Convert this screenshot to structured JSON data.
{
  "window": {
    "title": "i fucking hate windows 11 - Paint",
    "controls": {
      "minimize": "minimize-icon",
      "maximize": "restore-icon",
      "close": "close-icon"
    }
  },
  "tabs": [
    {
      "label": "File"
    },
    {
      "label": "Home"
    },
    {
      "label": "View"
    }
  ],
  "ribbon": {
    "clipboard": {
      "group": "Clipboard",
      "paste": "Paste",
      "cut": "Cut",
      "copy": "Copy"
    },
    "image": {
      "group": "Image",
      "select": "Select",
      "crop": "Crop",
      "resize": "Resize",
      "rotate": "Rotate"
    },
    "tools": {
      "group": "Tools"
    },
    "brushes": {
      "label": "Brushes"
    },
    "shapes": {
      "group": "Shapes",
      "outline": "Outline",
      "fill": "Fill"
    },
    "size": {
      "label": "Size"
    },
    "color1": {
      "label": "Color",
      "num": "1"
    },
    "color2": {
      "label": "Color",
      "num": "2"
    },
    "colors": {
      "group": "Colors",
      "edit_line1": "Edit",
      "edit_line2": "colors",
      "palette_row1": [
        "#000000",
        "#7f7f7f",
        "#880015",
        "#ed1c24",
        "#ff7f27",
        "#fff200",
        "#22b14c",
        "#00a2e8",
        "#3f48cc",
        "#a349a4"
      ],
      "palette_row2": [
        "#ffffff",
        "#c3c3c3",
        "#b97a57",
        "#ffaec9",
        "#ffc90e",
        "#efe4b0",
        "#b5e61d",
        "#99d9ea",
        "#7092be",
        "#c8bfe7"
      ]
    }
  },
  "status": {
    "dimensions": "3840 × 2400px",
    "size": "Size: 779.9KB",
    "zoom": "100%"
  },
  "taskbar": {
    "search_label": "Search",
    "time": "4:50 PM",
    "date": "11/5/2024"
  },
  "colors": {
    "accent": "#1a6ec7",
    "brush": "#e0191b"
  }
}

——

• The exercise: In the entries above, find lines with "icon" and copy each.

• Output of the exercise:
      "minimize": "minimize-icon",
      "maximize": "restore-icon",
      "close": "close-icon"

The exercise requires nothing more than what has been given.